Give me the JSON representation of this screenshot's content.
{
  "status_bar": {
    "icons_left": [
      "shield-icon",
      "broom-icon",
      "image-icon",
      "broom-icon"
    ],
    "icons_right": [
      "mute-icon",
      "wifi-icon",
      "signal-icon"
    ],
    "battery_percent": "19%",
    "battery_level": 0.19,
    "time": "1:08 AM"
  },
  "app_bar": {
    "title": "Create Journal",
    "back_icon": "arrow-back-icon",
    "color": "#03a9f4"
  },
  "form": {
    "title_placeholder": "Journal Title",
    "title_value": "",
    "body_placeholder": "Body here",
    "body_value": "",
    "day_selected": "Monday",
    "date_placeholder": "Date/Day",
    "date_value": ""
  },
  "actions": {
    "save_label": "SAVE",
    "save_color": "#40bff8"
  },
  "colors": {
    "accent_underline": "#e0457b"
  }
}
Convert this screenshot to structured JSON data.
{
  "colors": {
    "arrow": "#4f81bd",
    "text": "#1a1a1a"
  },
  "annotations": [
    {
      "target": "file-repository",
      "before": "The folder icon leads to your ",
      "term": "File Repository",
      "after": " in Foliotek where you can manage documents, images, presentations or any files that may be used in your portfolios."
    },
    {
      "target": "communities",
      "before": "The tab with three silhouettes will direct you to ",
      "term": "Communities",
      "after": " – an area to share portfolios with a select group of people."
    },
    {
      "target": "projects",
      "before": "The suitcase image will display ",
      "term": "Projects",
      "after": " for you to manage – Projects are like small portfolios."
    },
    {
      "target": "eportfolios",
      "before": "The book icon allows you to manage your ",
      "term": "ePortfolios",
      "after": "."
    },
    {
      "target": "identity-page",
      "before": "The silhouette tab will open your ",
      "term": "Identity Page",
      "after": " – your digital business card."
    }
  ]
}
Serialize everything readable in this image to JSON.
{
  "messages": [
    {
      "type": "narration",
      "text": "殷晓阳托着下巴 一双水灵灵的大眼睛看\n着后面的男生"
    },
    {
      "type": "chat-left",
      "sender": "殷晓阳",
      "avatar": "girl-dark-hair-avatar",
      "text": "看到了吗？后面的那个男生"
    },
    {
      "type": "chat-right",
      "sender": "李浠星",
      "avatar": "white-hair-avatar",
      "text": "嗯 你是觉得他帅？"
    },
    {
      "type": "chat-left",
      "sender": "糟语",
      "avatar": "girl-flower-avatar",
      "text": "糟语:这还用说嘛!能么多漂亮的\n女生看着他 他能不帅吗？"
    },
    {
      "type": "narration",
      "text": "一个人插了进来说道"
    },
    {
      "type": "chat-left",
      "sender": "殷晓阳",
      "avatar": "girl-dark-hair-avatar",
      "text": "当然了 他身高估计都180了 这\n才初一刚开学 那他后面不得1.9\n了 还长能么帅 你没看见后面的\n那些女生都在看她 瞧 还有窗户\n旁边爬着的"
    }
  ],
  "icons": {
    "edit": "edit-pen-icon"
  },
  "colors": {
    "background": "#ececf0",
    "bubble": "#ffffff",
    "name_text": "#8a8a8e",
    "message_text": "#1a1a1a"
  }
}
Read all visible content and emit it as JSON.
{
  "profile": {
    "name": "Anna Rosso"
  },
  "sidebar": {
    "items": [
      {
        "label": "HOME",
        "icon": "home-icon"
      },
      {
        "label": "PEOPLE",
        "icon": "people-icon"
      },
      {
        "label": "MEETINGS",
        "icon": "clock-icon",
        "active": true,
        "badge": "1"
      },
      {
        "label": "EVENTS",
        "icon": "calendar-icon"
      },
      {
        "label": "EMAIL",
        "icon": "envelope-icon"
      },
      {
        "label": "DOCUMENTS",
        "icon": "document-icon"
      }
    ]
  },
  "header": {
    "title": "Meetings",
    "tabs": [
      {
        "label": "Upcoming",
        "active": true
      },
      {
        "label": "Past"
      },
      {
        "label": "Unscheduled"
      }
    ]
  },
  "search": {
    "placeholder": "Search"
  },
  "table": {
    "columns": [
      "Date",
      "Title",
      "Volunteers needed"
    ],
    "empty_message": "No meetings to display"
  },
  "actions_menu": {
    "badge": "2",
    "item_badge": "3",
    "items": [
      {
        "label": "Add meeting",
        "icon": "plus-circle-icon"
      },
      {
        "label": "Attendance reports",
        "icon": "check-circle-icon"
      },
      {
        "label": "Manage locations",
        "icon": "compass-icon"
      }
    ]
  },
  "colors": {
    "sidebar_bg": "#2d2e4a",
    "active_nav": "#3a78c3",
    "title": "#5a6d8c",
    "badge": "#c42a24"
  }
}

▸ Short problem
Quote all of the entries verbatim.

▸ Correct answer
Give me the JSON representation of this screenshot's content.
{
  "status_bar": {
    "icons_left": [
      "shield-icon",
      "broom-icon",
      "image-icon",
      "broom-icon"
    ],
    "icons_right": [
      "mute-icon",
      "wifi-icon",
      "signal-icon"
    ],
    "battery_percent": "19%",
    "battery_level": 0.19,
    "time": "1:08 AM"
  },
  "app_bar": {
    "title": "Create Journal",
    "back_icon": "arrow-back-icon",
    "color": "#03a9f4"
  },
  "form": {
    "title_placeholder": "Journal Title",
    "title_value": "",
    "body_placeholder": "Body here",
    "body_value": "",
    "day_selected": "Monday",
    "date_placeholder": "Date/Day",
    "date_value": ""
  },
  "actions": {
    "save_label": "SAVE",
    "save_color": "#40bff8"
  },
  "colors": {
    "accent_underline": "#e0457b"
  }
}
Convert this screenshot to structured JSON data.
{
  "colors": {
    "arrow": "#4f81bd",
    "text": "#1a1a1a"
  },
  "annotations": [
    {
      "target": "file-repository",
      "before": "The folder icon leads to your ",
      "term": "File Repository",
      "after": " in Foliotek where you can manage documents, images, presentations or any files that may be used in your portfolios."
    },
    {
      "target": "communities",
      "before": "The tab with three silhouettes will direct you to ",
      "term": "Communities",
      "after": " – an area to share portfolios with a select group of people."
    },
    {
      "target": "projects",
      "before": "The suitcase image will display ",
      "term": "Projects",
      "after": " for you to manage – Projects are like small portfolios."
    },
    {
      "target": "eportfolios",
      "before": "The book icon allows you to manage your ",
      "term": "ePortfolios",
      "after": "."
    },
    {
      "target": "identity-page",
      "before": "The silhouette tab will open your ",
      "term": "Identity Page",
      "after": " – your digital business card."
    }
  ]
}
Serialize everything readable in this image to JSON.
{
  "messages": [
    {
      "type": "narration",
      "text": "殷晓阳托着下巴 一双水灵灵的大眼睛看\n着后面的男生"
    },
    {
      "type": "chat-left",
      "sender": "殷晓阳",
      "avatar": "girl-dark-hair-avatar",
      "text": "看到了吗？后面的那个男生"
    },
    {
      "type": "chat-right",
      "sender": "李浠星",
      "avatar": "white-hair-avatar",
      "text": "嗯 你是觉得他帅？"
    },
    {
      "type": "chat-left",
      "sender": "糟语",
      "avatar": "girl-flower-avatar",
      "text": "糟语:这还用说嘛!能么多漂亮的\n女生看着他 他能不帅吗？"
    },
    {
      "type": "narration",
      "text": "一个人插了进来说道"
    },
    {
      "type": "chat-left",
      "sender": "殷晓阳",
      "avatar": "girl-dark-hair-avatar",
      "text": "当然了 他身高估计都180了 这\n才初一刚开学 那他后面不得1.9\n了 还长能么帅 你没看见后面的\n那些女生都在看她 瞧 还有窗户\n旁边爬着的"
    }
  ],
  "icons": {
    "edit": "edit-pen-icon"
  },
  "colors": {
    "background": "#ececf0",
    "bubble": "#ffffff",
    "name_text": "#8a8a8e",
    "message_text": "#1a1a1a"
  }
}
Read all visible content and emit it as JSON.
{
  "profile": {
    "name": "Anna Rosso"
  },
  "sidebar": {
    "items": [
      {
        "label": "HOME",
        "icon": "home-icon"
      },
      {
        "label": "PEOPLE",
        "icon": "people-icon"
      },
      {
        "label": "MEETINGS",
        "icon": "clock-icon",
        "active": true,
        "badge": "1"
      },
      {
        "label": "EVENTS",
        "icon": "calendar-icon"
      },
      {
        "label": "EMAIL",
        "icon": "envelope-icon"
      },
      {
        "label": "DOCUMENTS",
        "icon": "document-icon"
      }
    ]
  },
  "header": {
    "title": "Meetings",
    "tabs": [
      {
        "label": "Upcoming",
        "active": true
      },
      {
        "label": "Past"
      },
      {
        "label": "Unscheduled"
      }
    ]
  },
  "search": {
    "placeholder": "Search"
  },
  "table": {
    "columns": [
      "Date",
      "Title",
      "Volunteers needed"
    ],
    "empty_message": "No meetings to display"
  },
  "actions_menu": {
    "badge": "2",
    "item_badge": "3",
    "items": [
      {
        "label": "Add meeting",
        "icon": "plus-circle-icon"
      },
      {
        "label": "Attendance reports",
        "icon": "check-circle-icon"
      },
      {
        "label": "Manage locations",
        "icon": "compass-icon"
      }
    ]
  },
  "colors": {
    "sidebar_bg": "#2d2e4a",
    "active_nav": "#3a78c3",
    "title": "#5a6d8c",
    "badge": "#c42a24"
  }
}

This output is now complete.